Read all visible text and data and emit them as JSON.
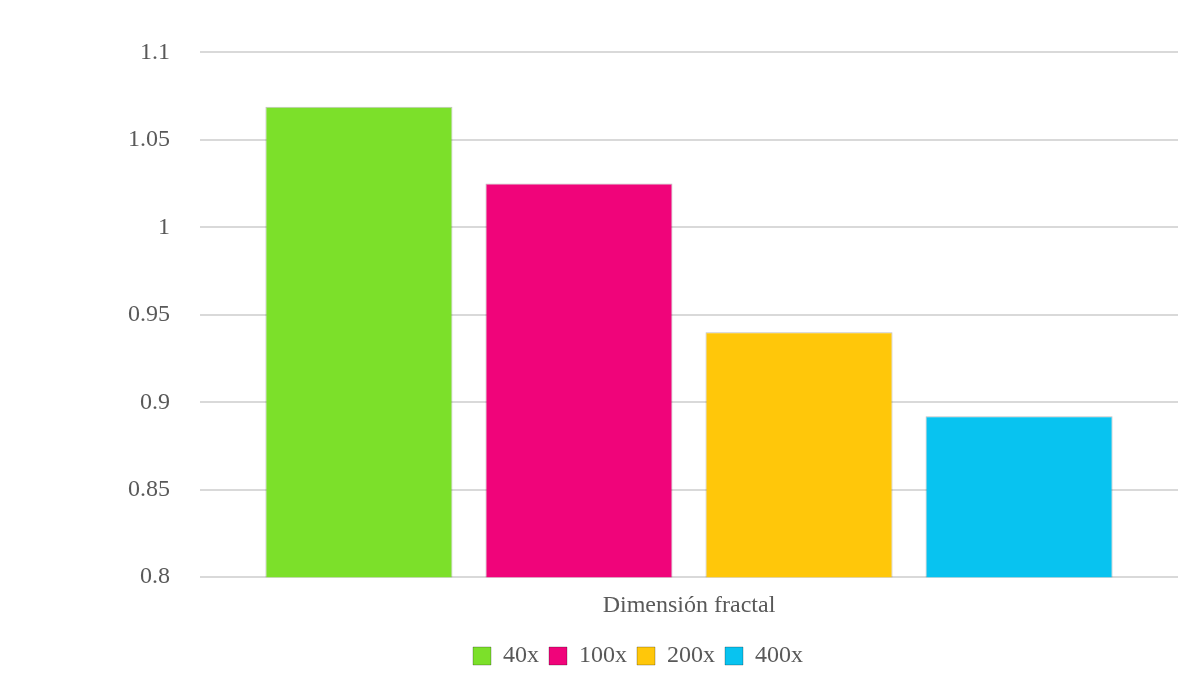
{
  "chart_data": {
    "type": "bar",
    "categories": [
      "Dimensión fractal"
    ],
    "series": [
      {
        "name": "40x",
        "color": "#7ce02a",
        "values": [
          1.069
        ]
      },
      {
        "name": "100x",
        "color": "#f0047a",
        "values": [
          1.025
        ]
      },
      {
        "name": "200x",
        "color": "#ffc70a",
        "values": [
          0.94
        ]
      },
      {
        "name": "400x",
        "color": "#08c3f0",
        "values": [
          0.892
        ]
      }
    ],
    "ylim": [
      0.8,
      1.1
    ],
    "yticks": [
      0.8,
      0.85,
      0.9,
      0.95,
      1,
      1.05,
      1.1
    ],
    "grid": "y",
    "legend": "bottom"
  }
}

———

Transcribe the records above exactly, omitting every picture they contain.

Read all visible text and data and emit them as JSON.
{
  "chart_data": {
    "type": "bar",
    "categories": [
      "Dimensión fractal"
    ],
    "series": [
      {
        "name": "40x",
        "color": "#7ce02a",
        "values": [
          1.069
        ]
      },
      {
        "name": "100x",
        "color": "#f0047a",
        "values": [
          1.025
        ]
      },
      {
        "name": "200x",
        "color": "#ffc70a",
        "values": [
          0.94
        ]
      },
      {
        "name": "400x",
        "color": "#08c3f0",
        "values": [
          0.892
        ]
      }
    ],
    "ylim": [
      0.8,
      1.1
    ],
    "yticks": [
      0.8,
      0.85,
      0.9,
      0.95,
      1,
      1.05,
      1.1
    ],
    "grid": "y",
    "legend": "bottom"
  }
}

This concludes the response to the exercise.